▸ **THE REQUEST**
Select the lines below containing the word "FACM".

[Records from a data source]

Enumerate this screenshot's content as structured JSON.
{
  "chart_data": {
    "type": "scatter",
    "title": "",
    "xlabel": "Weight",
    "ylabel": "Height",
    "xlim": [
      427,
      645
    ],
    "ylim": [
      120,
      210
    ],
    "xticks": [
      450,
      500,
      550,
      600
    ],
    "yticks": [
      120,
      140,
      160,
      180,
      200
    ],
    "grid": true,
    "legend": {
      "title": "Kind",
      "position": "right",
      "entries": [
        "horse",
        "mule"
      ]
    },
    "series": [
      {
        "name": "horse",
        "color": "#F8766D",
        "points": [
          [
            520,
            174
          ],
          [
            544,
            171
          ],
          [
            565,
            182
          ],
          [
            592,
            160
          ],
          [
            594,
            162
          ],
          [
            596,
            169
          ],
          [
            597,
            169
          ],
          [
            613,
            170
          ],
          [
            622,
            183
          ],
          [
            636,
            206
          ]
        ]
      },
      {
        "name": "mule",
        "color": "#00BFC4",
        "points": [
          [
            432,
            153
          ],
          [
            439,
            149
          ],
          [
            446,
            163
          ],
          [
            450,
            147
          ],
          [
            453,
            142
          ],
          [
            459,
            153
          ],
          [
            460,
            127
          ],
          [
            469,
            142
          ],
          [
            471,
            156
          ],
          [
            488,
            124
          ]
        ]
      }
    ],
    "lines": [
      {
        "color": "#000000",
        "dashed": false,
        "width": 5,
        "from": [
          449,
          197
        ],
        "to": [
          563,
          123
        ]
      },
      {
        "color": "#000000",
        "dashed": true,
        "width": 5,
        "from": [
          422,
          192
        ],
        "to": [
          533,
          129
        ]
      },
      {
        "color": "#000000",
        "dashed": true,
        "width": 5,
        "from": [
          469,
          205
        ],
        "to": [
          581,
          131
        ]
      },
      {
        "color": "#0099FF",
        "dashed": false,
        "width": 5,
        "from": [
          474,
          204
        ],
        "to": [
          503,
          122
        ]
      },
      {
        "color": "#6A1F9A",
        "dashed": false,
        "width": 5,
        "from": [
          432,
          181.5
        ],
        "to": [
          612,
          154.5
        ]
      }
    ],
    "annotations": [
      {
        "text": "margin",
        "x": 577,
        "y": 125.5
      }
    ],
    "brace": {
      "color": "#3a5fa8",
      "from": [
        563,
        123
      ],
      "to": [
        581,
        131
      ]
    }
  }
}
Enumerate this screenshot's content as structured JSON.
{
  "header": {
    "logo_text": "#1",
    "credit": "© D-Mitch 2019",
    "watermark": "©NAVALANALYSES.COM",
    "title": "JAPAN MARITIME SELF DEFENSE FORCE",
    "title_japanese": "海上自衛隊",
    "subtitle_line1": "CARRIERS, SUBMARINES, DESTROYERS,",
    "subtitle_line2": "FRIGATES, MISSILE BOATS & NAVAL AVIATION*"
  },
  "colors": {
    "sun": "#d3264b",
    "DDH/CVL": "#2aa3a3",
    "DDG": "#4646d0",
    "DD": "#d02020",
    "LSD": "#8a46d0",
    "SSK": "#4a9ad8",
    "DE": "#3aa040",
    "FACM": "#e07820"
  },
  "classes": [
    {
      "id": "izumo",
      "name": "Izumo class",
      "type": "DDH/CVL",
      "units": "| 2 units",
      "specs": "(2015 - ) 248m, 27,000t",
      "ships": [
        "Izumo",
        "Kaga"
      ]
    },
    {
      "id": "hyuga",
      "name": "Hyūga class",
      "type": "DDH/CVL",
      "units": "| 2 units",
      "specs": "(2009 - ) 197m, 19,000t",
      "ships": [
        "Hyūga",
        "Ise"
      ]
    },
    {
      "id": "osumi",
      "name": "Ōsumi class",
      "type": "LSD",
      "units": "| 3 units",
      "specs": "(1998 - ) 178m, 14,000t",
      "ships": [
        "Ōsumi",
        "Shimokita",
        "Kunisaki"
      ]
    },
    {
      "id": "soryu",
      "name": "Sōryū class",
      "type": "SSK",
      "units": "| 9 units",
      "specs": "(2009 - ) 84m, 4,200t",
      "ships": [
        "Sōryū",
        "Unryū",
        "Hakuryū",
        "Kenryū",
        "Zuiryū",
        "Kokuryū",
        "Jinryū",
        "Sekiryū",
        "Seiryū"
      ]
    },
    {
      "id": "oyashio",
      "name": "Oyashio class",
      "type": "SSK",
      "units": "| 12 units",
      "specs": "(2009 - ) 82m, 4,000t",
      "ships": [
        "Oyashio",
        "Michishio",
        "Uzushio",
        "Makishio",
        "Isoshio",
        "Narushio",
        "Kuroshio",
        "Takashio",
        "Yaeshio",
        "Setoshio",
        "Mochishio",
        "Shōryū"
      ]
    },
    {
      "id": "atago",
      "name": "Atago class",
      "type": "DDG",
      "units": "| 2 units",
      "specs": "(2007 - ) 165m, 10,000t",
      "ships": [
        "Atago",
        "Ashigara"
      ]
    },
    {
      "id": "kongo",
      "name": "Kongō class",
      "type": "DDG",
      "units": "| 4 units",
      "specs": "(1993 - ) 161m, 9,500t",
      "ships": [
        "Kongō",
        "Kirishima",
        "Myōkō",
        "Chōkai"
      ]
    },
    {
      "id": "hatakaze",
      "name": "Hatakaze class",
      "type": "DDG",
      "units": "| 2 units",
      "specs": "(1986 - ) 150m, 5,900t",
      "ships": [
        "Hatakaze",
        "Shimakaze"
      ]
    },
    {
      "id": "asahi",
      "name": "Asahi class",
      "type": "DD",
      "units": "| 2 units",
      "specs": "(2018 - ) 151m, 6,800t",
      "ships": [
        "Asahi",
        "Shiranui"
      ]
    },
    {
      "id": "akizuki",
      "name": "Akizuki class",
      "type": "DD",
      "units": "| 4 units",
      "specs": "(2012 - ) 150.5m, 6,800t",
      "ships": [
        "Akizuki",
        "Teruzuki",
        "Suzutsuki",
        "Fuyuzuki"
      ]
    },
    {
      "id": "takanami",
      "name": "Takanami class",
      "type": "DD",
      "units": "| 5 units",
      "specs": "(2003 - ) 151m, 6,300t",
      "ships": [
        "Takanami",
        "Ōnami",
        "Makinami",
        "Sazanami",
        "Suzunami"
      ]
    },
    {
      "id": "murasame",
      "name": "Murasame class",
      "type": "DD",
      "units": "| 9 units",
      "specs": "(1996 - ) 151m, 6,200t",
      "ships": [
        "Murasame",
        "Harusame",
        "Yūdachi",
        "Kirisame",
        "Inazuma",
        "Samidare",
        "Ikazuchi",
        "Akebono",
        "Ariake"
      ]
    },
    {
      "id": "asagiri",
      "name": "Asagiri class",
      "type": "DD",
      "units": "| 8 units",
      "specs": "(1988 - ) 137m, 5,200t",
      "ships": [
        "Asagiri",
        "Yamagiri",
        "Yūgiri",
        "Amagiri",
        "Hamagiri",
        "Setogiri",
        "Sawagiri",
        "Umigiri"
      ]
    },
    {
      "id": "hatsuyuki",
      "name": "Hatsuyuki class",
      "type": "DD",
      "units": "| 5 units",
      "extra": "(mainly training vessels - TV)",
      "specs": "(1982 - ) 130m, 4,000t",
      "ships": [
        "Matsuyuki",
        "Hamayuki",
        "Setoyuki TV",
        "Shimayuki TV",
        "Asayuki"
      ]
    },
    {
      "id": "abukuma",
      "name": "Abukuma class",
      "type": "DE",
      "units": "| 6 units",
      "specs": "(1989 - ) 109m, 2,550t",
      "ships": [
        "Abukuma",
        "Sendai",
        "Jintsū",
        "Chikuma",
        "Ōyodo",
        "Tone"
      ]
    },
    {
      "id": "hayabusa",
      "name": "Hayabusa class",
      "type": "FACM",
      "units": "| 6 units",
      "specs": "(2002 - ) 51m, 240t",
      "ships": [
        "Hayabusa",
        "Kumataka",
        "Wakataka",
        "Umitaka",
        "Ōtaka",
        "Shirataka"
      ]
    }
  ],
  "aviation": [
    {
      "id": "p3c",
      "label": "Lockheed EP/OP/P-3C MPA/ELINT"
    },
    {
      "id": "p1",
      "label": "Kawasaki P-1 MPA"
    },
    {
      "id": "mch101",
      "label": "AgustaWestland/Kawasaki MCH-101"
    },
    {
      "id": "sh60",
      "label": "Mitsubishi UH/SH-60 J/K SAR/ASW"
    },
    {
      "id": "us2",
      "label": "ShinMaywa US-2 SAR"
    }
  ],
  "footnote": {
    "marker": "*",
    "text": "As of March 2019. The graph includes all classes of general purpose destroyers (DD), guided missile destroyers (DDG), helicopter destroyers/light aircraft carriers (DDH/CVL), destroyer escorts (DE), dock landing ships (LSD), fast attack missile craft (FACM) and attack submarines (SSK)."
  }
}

▸ **COMPLETE OUTPUT**
    "FACM": "#e07820"
      "type": "FACM",
    "text": "As of March 2019. The graph includes all classes of general purpose destroyers (DD), guided missile destroyers (DDG), helicopter destroyers/light aircraft carriers (DDH/CVL), destroyer escorts (DE), dock landing ships (LSD), fast attack missile craft (FACM) and attack submarines (SSK)."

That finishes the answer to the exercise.